------ DATASET CONTENT ------
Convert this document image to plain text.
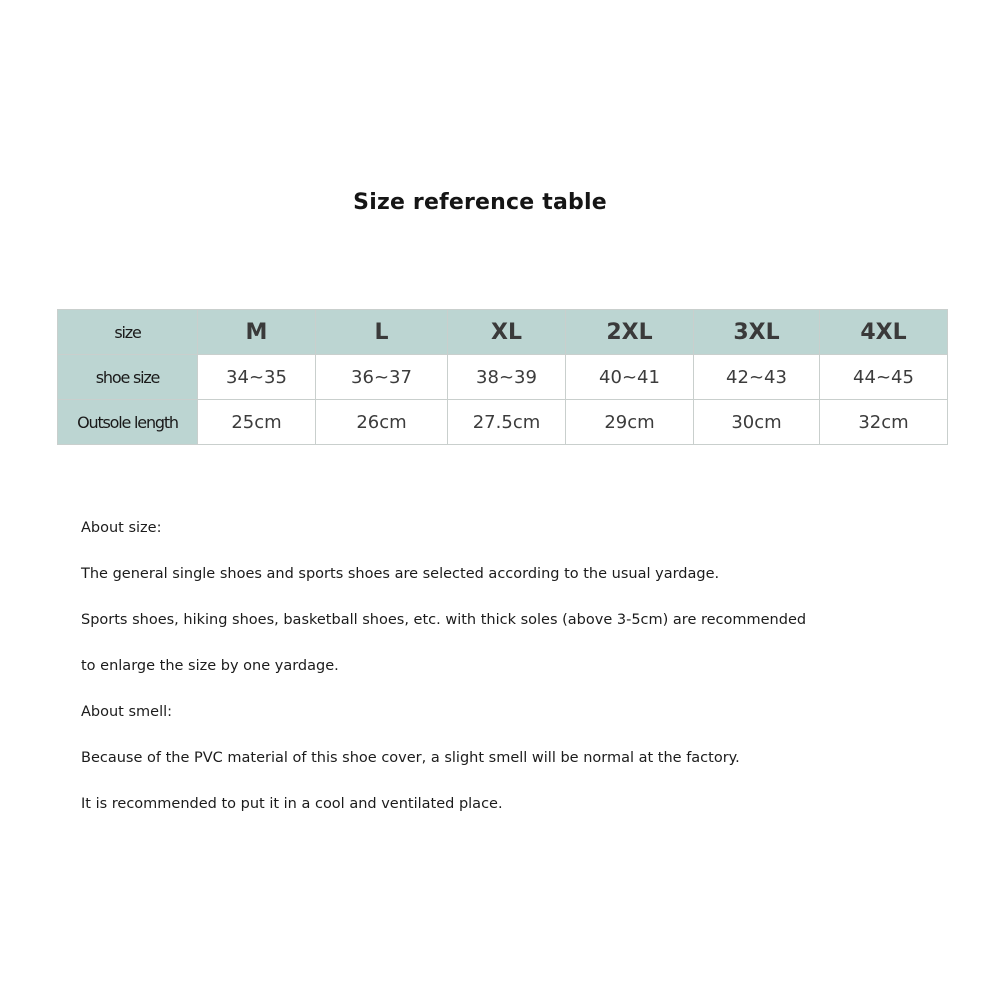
Size reference table
size	M	L	XL	2XL	3XL	4XL
shoe size	34~35	36~37	38~39	40~41	42~43	44~45
Outsole length	25cm	26cm	27.5cm	29cm	30cm	32cm
About size:
The general single shoes and sports shoes are selected according to the usual yardage.
Sports shoes, hiking shoes, basketball shoes, etc. with thick soles (above 3-5cm) are recommended
to enlarge the size by one yardage.
About smell:
Because of the PVC material of this shoe cover, a slight smell will be normal at the factory.
It is recommended to put it in a cool and ventilated place.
------
* _TASK STATEMENT_
Write out the whole listing exactly, and drop the pictures.

* _PROBLEM SOLUTION_
Convert this document image to plain text.
Size reference table
size	M	L	XL	2XL	3XL	4XL
shoe size	34~35	36~37	38~39	40~41	42~43	44~45
Outsole length	25cm	26cm	27.5cm	29cm	30cm	32cm
About size:
The general single shoes and sports shoes are selected according to the usual yardage.
Sports shoes, hiking shoes, basketball shoes, etc. with thick soles (above 3-5cm) are recommended
to enlarge the size by one yardage.
About smell:
Because of the PVC material of this shoe cover, a slight smell will be normal at the factory.
It is recommended to put it in a cool and ventilated place.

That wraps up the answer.